===== DATASET EXTRACT

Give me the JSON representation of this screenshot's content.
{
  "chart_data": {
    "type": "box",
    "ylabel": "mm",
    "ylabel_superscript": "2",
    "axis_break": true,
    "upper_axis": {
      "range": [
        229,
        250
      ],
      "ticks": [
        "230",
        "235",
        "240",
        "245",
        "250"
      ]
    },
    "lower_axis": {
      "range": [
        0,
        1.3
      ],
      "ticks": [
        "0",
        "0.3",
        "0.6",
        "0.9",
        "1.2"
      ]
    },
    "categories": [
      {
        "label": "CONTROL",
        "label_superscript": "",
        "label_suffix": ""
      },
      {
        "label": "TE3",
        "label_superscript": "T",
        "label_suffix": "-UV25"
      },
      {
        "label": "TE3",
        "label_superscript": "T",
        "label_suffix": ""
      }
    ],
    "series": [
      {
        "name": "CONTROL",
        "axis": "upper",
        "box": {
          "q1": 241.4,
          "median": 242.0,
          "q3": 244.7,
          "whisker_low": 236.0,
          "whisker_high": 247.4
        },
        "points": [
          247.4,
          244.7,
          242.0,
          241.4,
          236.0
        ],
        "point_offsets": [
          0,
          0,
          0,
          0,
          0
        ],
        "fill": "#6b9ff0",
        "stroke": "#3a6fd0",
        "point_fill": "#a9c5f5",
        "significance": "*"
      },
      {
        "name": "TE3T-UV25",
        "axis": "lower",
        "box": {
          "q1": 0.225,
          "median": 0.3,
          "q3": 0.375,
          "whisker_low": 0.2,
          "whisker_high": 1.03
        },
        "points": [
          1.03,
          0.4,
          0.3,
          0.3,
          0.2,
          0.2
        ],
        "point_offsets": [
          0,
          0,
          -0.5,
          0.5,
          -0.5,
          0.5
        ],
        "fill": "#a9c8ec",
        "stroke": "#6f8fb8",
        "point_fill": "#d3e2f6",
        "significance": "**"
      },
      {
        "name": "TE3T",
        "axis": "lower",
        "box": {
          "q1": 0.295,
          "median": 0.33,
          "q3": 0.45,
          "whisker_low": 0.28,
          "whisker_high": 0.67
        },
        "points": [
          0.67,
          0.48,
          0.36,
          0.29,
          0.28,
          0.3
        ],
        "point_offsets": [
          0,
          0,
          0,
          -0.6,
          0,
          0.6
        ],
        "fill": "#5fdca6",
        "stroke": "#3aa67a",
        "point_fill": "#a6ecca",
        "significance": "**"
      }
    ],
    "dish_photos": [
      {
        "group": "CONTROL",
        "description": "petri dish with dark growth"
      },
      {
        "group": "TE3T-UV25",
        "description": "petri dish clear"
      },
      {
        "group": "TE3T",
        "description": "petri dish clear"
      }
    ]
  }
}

==========

== WHAT TO WORK ON ==
Restate the records, all of them, precisely as written.

== TASK RESPONSE ==
Give me the JSON representation of this screenshot's content.
{
  "chart_data": {
    "type": "box",
    "ylabel": "mm",
    "ylabel_superscript": "2",
    "axis_break": true,
    "upper_axis": {
      "range": [
        229,
        250
      ],
      "ticks": [
        "230",
        "235",
        "240",
        "245",
        "250"
      ]
    },
    "lower_axis": {
      "range": [
        0,
        1.3
      ],
      "ticks": [
        "0",
        "0.3",
        "0.6",
        "0.9",
        "1.2"
      ]
    },
    "categories": [
      {
        "label": "CONTROL",
        "label_superscript": "",
        "label_suffix": ""
      },
      {
        "label": "TE3",
        "label_superscript": "T",
        "label_suffix": "-UV25"
      },
      {
        "label": "TE3",
        "label_superscript": "T",
        "label_suffix": ""
      }
    ],
    "series": [
      {
        "name": "CONTROL",
        "axis": "upper",
        "box": {
          "q1": 241.4,
          "median": 242.0,
          "q3": 244.7,
          "whisker_low": 236.0,
          "whisker_high": 247.4
        },
        "points": [
          247.4,
          244.7,
          242.0,
          241.4,
          236.0
        ],
        "point_offsets": [
          0,
          0,
          0,
          0,
          0
        ],
        "fill": "#6b9ff0",
        "stroke": "#3a6fd0",
        "point_fill": "#a9c5f5",
        "significance": "*"
      },
      {
        "name": "TE3T-UV25",
        "axis": "lower",
        "box": {
          "q1": 0.225,
          "median": 0.3,
          "q3": 0.375,
          "whisker_low": 0.2,
          "whisker_high": 1.03
        },
        "points": [
          1.03,
          0.4,
          0.3,
          0.3,
          0.2,
          0.2
        ],
        "point_offsets": [
          0,
          0,
          -0.5,
          0.5,
          -0.5,
          0.5
        ],
        "fill": "#a9c8ec",
        "stroke": "#6f8fb8",
        "point_fill": "#d3e2f6",
        "significance": "**"
      },
      {
        "name": "TE3T",
        "axis": "lower",
        "box": {
          "q1": 0.295,
          "median": 0.33,
          "q3": 0.45,
          "whisker_low": 0.28,
          "whisker_high": 0.67
        },
        "points": [
          0.67,
          0.48,
          0.36,
          0.29,
          0.28,
          0.3
        ],
        "point_offsets": [
          0,
          0,
          0,
          -0.6,
          0,
          0.6
        ],
        "fill": "#5fdca6",
        "stroke": "#3aa67a",
        "point_fill": "#a6ecca",
        "significance": "**"
      }
    ],
    "dish_photos": [
      {
        "group": "CONTROL",
        "description": "petri dish with dark growth"
      },
      {
        "group": "TE3T-UV25",
        "description": "petri dish clear"
      },
      {
        "group": "TE3T",
        "description": "petri dish clear"
      }
    ]
  }
}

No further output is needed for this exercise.